→ **Instructions to follow**: Skip the pictures and repeat each line of the data exactly.

→ **Dataset rows**:
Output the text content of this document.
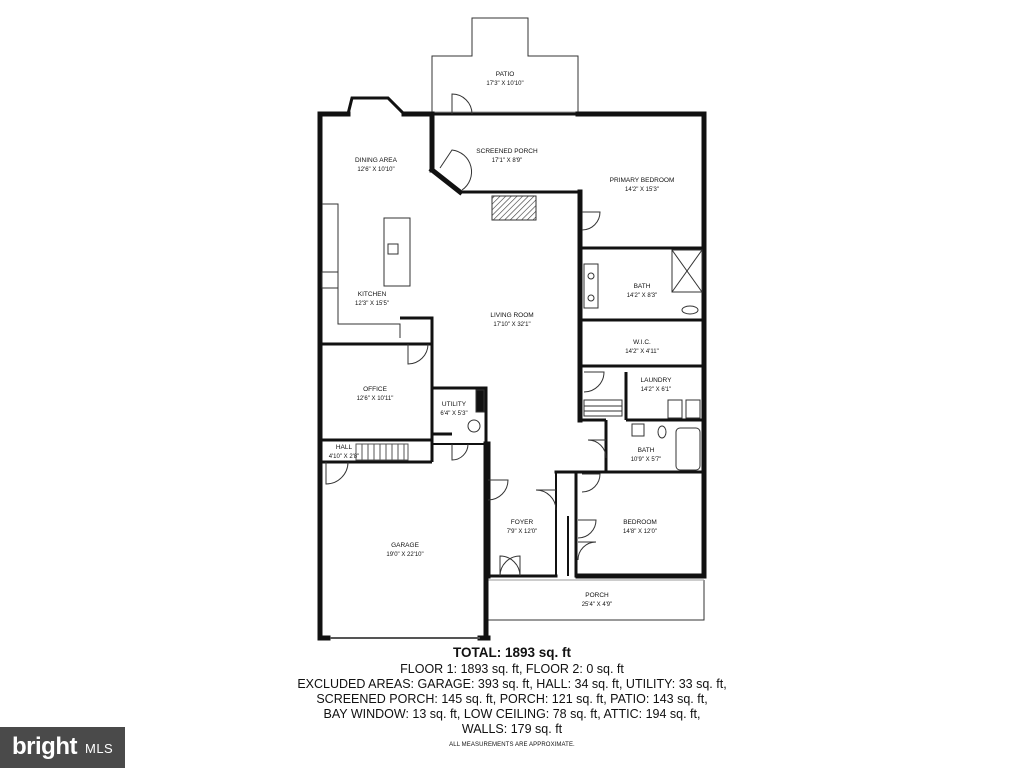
PATIO
17'3" X 10'10"
SCREENED PORCH
17'1" X 8'9"
DINING AREA
12'6" X 10'10"
PRIMARY BEDROOM
14'2" X 15'3"
BATH
14'2" X 8'3"
KITCHEN
12'3" X 15'5"
LIVING ROOM
17'10" X 32'1"
W.I.C.
14'2" X 4'11"
LAUNDRY
14'2" X 6'1"
OFFICE
12'6" X 10'11"
UTILITY
6'4" X 5'3"
BATH
10'9" X 5'7"
HALL
4'10" X 2'8"
FOYER
7'9" X 12'0"
BEDROOM
14'8" X 12'0"
GARAGE
19'0" X 22'10"
PORCH
25'4" X 4'9"
TOTAL: 1893 sq. ft
FLOOR 1: 1893 sq. ft, FLOOR 2: 0 sq. ft
EXCLUDED AREAS: GARAGE: 393 sq. ft, HALL: 34 sq. ft, UTILITY: 33 sq. ft,
SCREENED PORCH: 145 sq. ft, PORCH: 121 sq. ft, PATIO: 143 sq. ft,
BAY WINDOW: 13 sq. ft, LOW CEILING: 78 sq. ft, ATTIC: 194 sq. ft,
WALLS: 179 sq. ft
ALL MEASUREMENTS ARE APPROXIMATE.
bright MLS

→ **Solution to this problem**:
Output the text content of this document.
PATIO
17'3" X 10'10"
SCREENED PORCH
17'1" X 8'9"
DINING AREA
12'6" X 10'10"
PRIMARY BEDROOM
14'2" X 15'3"
BATH
14'2" X 8'3"
KITCHEN
12'3" X 15'5"
LIVING ROOM
17'10" X 32'1"
W.I.C.
14'2" X 4'11"
LAUNDRY
14'2" X 6'1"
OFFICE
12'6" X 10'11"
UTILITY
6'4" X 5'3"
BATH
10'9" X 5'7"
HALL
4'10" X 2'8"
FOYER
7'9" X 12'0"
BEDROOM
14'8" X 12'0"
GARAGE
19'0" X 22'10"
PORCH
25'4" X 4'9"
TOTAL: 1893 sq. ft
FLOOR 1: 1893 sq. ft, FLOOR 2: 0 sq. ft
EXCLUDED AREAS: GARAGE: 393 sq. ft, HALL: 34 sq. ft, UTILITY: 33 sq. ft,
SCREENED PORCH: 145 sq. ft, PORCH: 121 sq. ft, PATIO: 143 sq. ft,
BAY WINDOW: 13 sq. ft, LOW CEILING: 78 sq. ft, ATTIC: 194 sq. ft,
WALLS: 179 sq. ft
ALL MEASUREMENTS ARE APPROXIMATE.
bright MLS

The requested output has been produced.